* **Job**
Go through the material and write it all out exactly, minus the pictures.

* **Data in this exercise**

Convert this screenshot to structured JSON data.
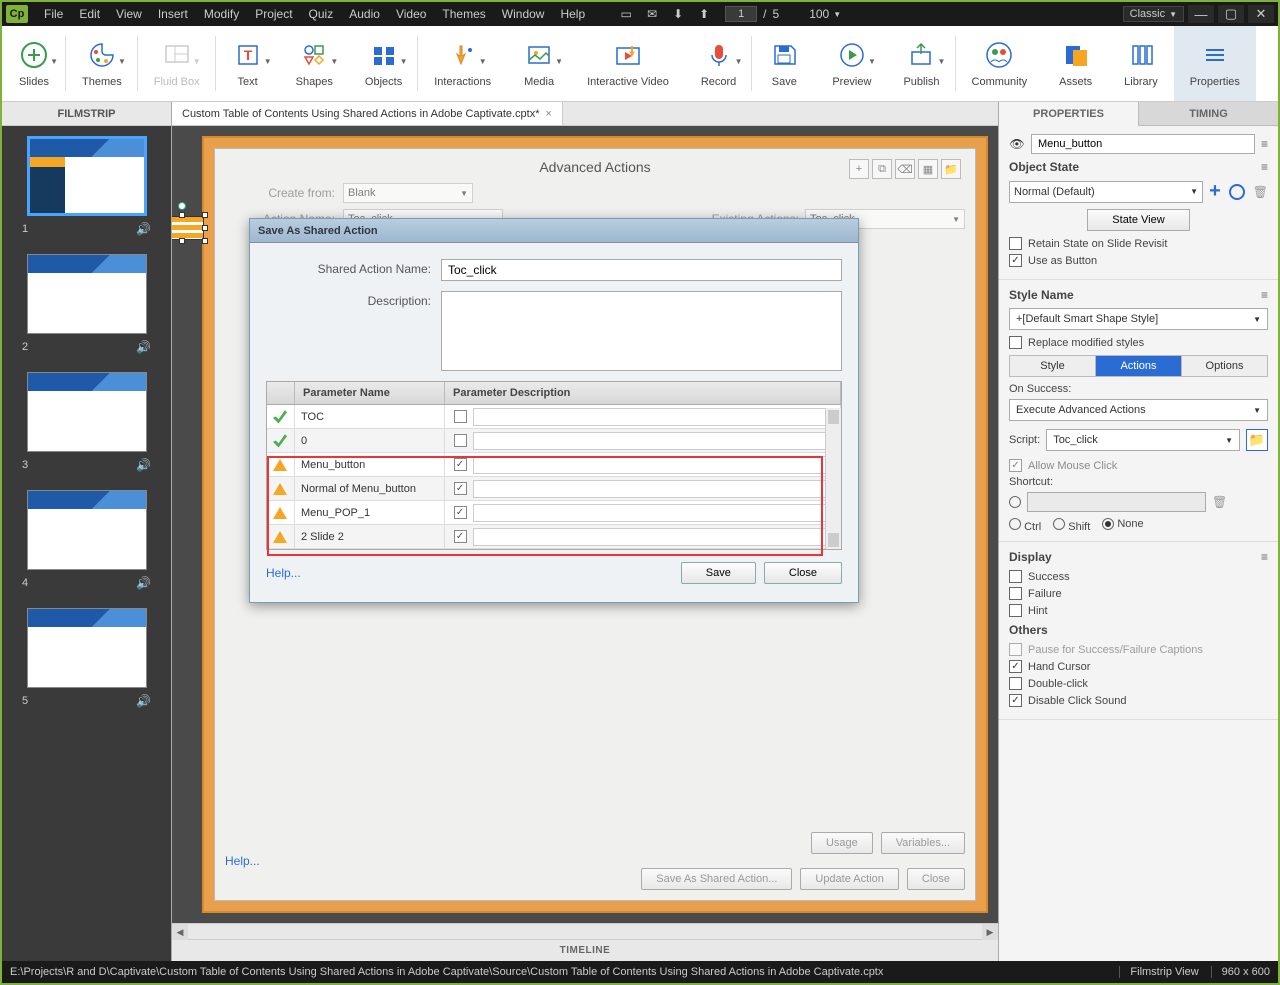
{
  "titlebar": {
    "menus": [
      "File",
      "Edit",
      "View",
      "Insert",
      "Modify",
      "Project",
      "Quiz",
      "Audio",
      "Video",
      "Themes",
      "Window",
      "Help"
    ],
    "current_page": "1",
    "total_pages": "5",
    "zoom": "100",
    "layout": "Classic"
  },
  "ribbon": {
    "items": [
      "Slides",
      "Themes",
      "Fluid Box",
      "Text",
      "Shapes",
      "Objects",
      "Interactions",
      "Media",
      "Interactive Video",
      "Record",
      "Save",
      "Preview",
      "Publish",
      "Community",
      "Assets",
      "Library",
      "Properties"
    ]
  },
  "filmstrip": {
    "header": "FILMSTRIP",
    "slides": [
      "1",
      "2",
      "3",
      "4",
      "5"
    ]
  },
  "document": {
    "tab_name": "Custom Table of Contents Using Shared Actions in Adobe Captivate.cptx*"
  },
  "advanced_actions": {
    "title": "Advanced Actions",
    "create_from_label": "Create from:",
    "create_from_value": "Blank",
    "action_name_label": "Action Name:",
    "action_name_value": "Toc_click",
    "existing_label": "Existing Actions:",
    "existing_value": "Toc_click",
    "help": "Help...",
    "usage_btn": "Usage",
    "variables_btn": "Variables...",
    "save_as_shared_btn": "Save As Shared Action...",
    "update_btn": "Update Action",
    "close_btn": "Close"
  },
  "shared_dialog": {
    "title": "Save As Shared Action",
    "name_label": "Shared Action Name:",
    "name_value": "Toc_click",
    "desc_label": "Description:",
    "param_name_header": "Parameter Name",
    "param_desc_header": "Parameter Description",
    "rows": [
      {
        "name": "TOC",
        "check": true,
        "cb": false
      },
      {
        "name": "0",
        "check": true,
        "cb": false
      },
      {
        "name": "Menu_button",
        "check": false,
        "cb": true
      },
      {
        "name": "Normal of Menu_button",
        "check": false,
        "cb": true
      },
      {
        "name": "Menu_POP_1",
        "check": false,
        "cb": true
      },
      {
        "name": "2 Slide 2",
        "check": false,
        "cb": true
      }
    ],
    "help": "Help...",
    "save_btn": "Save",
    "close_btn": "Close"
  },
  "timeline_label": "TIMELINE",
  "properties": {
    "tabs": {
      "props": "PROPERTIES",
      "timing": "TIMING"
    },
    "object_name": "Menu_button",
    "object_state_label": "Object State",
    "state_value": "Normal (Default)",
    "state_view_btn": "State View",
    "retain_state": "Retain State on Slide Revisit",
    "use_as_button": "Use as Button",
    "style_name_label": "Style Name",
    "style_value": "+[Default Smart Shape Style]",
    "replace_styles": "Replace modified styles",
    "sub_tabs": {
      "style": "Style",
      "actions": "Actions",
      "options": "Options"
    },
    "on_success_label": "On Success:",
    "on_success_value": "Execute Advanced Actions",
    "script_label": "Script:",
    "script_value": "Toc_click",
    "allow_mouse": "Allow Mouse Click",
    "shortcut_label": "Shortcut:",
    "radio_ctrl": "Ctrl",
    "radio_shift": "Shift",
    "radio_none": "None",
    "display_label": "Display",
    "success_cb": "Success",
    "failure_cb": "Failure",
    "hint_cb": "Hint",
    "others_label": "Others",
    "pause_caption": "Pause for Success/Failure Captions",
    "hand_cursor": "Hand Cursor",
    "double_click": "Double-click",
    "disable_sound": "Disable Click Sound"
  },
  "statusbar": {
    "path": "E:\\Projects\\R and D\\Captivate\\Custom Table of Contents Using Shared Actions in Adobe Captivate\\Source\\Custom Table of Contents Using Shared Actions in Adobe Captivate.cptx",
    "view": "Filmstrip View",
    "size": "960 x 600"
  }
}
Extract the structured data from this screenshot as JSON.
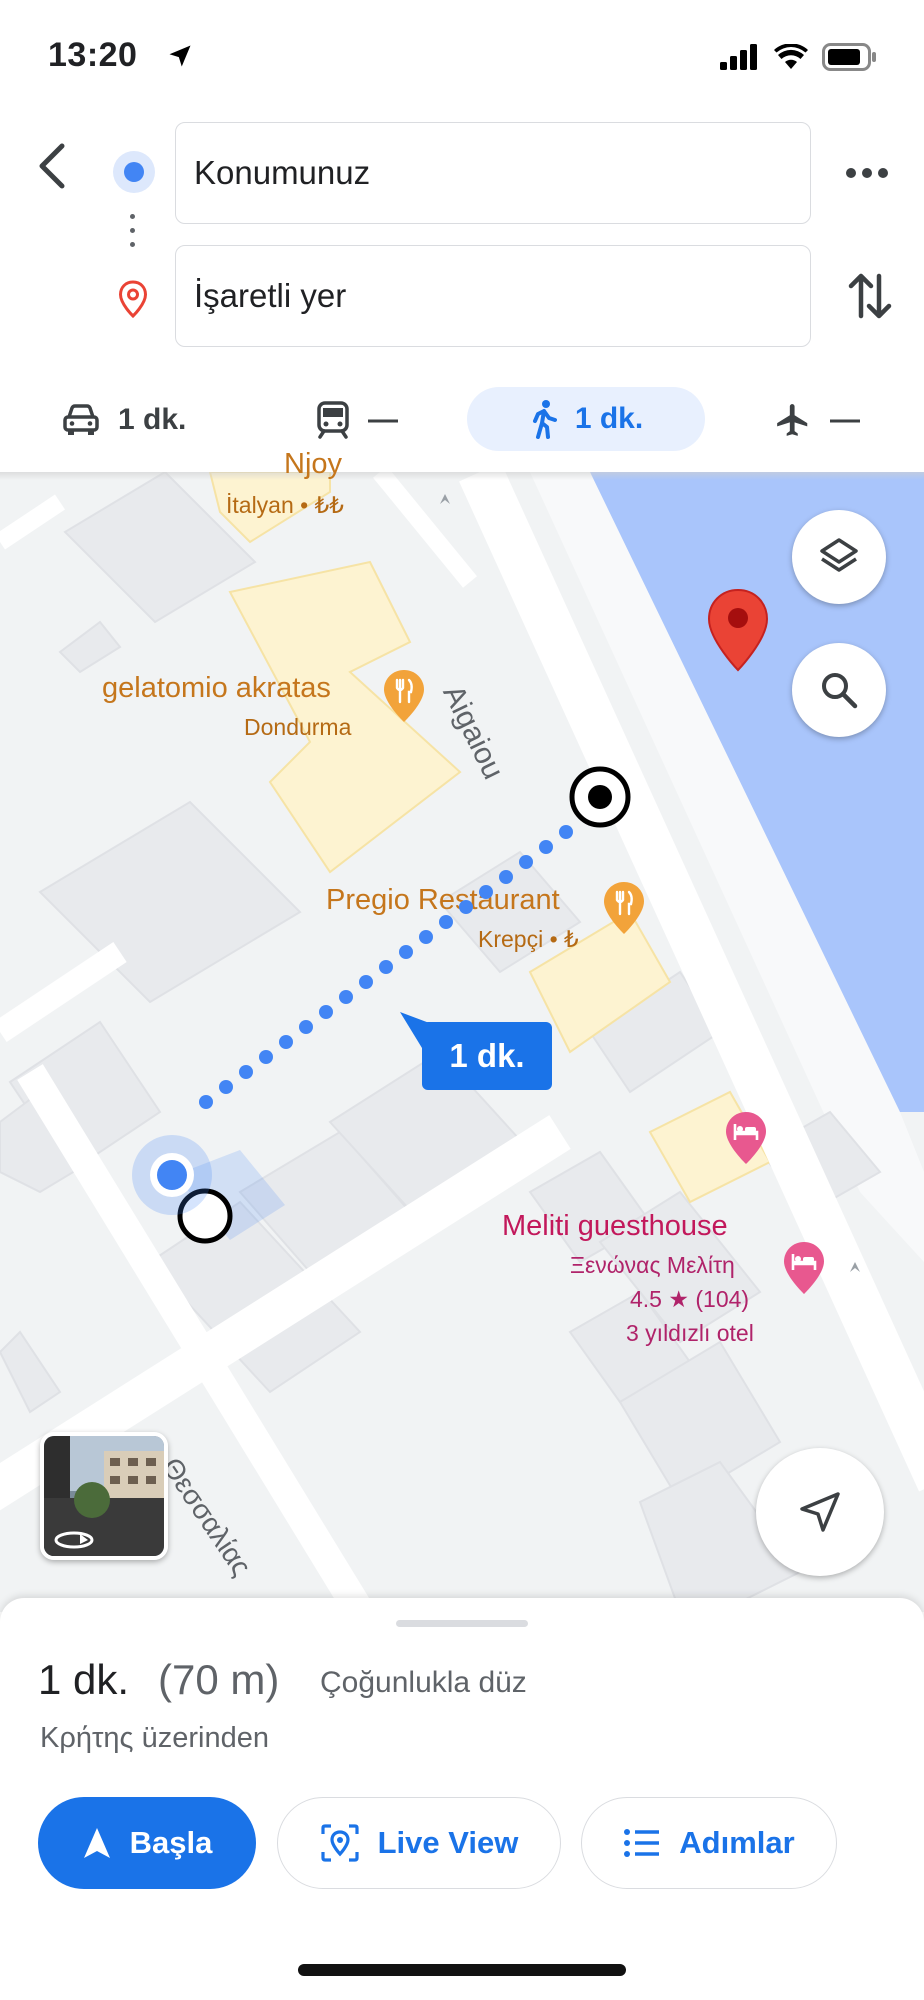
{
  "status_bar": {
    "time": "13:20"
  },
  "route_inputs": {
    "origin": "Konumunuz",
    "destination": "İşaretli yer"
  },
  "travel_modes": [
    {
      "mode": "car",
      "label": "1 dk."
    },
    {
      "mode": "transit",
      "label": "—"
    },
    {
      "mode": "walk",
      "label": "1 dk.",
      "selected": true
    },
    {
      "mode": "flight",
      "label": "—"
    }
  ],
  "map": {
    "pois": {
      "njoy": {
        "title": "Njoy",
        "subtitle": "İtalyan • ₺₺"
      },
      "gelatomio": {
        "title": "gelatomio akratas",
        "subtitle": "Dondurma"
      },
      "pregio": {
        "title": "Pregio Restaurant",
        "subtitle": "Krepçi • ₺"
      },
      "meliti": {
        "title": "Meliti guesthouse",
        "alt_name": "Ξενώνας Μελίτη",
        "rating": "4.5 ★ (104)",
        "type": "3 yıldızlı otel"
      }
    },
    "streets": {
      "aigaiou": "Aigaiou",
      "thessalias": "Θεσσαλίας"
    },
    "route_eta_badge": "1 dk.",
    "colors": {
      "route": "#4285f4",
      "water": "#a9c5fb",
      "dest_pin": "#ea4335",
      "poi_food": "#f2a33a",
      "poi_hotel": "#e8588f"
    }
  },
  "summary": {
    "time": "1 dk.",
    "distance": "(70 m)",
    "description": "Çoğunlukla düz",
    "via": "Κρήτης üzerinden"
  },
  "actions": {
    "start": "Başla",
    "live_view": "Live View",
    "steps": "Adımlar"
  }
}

* **Task output**
Convert this screenshot to structured JSON data.
{
  "titlebar": {
    "menus": [
      "File",
      "Edit",
      "View",
      "Insert",
      "Modify",
      "Project",
      "Quiz",
      "Audio",
      "Video",
      "Themes",
      "Window",
      "Help"
    ],
    "current_page": "1",
    "total_pages": "5",
    "zoom": "100",
    "layout": "Classic"
  },
  "ribbon": {
    "items": [
      "Slides",
      "Themes",
      "Fluid Box",
      "Text",
      "Shapes",
      "Objects",
      "Interactions",
      "Media",
      "Interactive Video",
      "Record",
      "Save",
      "Preview",
      "Publish",
      "Community",
      "Assets",
      "Library",
      "Properties"
    ]
  },
  "filmstrip": {
    "header": "FILMSTRIP",
    "slides": [
      "1",
      "2",
      "3",
      "4",
      "5"
    ]
  },
  "document": {
    "tab_name": "Custom Table of Contents Using Shared Actions in Adobe Captivate.cptx*"
  },
  "advanced_actions": {
    "title": "Advanced Actions",
    "create_from_label": "Create from:",
    "create_from_value": "Blank",
    "action_name_label": "Action Name:",
    "action_name_value": "Toc_click",
    "existing_label": "Existing Actions:",
    "existing_value": "Toc_click",
    "help": "Help...",
    "usage_btn": "Usage",
    "variables_btn": "Variables...",
    "save_as_shared_btn": "Save As Shared Action...",
    "update_btn": "Update Action",
    "close_btn": "Close"
  },
  "shared_dialog": {
    "title": "Save As Shared Action",
    "name_label": "Shared Action Name:",
    "name_value": "Toc_click",
    "desc_label": "Description:",
    "param_name_header": "Parameter Name",
    "param_desc_header": "Parameter Description",
    "rows": [
      {
        "name": "TOC",
        "check": true,
        "cb": false
      },
      {
        "name": "0",
        "check": true,
        "cb": false
      },
      {
        "name": "Menu_button",
        "check": false,
        "cb": true
      },
      {
        "name": "Normal of Menu_button",
        "check": false,
        "cb": true
      },
      {
        "name": "Menu_POP_1",
        "check": false,
        "cb": true
      },
      {
        "name": "2 Slide 2",
        "check": false,
        "cb": true
      }
    ],
    "help": "Help...",
    "save_btn": "Save",
    "close_btn": "Close"
  },
  "timeline_label": "TIMELINE",
  "properties": {
    "tabs": {
      "props": "PROPERTIES",
      "timing": "TIMING"
    },
    "object_name": "Menu_button",
    "object_state_label": "Object State",
    "state_value": "Normal (Default)",
    "state_view_btn": "State View",
    "retain_state": "Retain State on Slide Revisit",
    "use_as_button": "Use as Button",
    "style_name_label": "Style Name",
    "style_value": "+[Default Smart Shape Style]",
    "replace_styles": "Replace modified styles",
    "sub_tabs": {
      "style": "Style",
      "actions": "Actions",
      "options": "Options"
    },
    "on_success_label": "On Success:",
    "on_success_value": "Execute Advanced Actions",
    "script_label": "Script:",
    "script_value": "Toc_click",
    "allow_mouse": "Allow Mouse Click",
    "shortcut_label": "Shortcut:",
    "radio_ctrl": "Ctrl",
    "radio_shift": "Shift",
    "radio_none": "None",
    "display_label": "Display",
    "success_cb": "Success",
    "failure_cb": "Failure",
    "hint_cb": "Hint",
    "others_label": "Others",
    "pause_caption": "Pause for Success/Failure Captions",
    "hand_cursor": "Hand Cursor",
    "double_click": "Double-click",
    "disable_sound": "Disable Click Sound"
  },
  "statusbar": {
    "path": "E:\\Projects\\R and D\\Captivate\\Custom Table of Contents Using Shared Actions in Adobe Captivate\\Source\\Custom Table of Contents Using Shared Actions in Adobe Captivate.cptx",
    "view": "Filmstrip View",
    "size": "960 x 600"
  }
}
Extract the structured data from this screenshot as JSON.
{
  "status_bar": {
    "time": "13:20"
  },
  "route_inputs": {
    "origin": "Konumunuz",
    "destination": "İşaretli yer"
  },
  "travel_modes": [
    {
      "mode": "car",
      "label": "1 dk."
    },
    {
      "mode": "transit",
      "label": "—"
    },
    {
      "mode": "walk",
      "label": "1 dk.",
      "selected": true
    },
    {
      "mode": "flight",
      "label": "—"
    }
  ],
  "map": {
    "pois": {
      "njoy": {
        "title": "Njoy",
        "subtitle": "İtalyan • ₺₺"
      },
      "gelatomio": {
        "title": "gelatomio akratas",
        "subtitle": "Dondurma"
      },
      "pregio": {
        "title": "Pregio Restaurant",
        "subtitle": "Krepçi • ₺"
      },
      "meliti": {
        "title": "Meliti guesthouse",
        "alt_name": "Ξενώνας Μελίτη",
        "rating": "4.5 ★ (104)",
        "type": "3 yıldızlı otel"
      }
    },
    "streets": {
      "aigaiou": "Aigaiou",
      "thessalias": "Θεσσαλίας"
    },
    "route_eta_badge": "1 dk.",
    "colors": {
      "route": "#4285f4",
      "water": "#a9c5fb",
      "dest_pin": "#ea4335",
      "poi_food": "#f2a33a",
      "poi_hotel": "#e8588f"
    }
  },
  "summary": {
    "time": "1 dk.",
    "distance": "(70 m)",
    "description": "Çoğunlukla düz",
    "via": "Κρήτης üzerinden"
  },
  "actions": {
    "start": "Başla",
    "live_view": "Live View",
    "steps": "Adımlar"
  }
}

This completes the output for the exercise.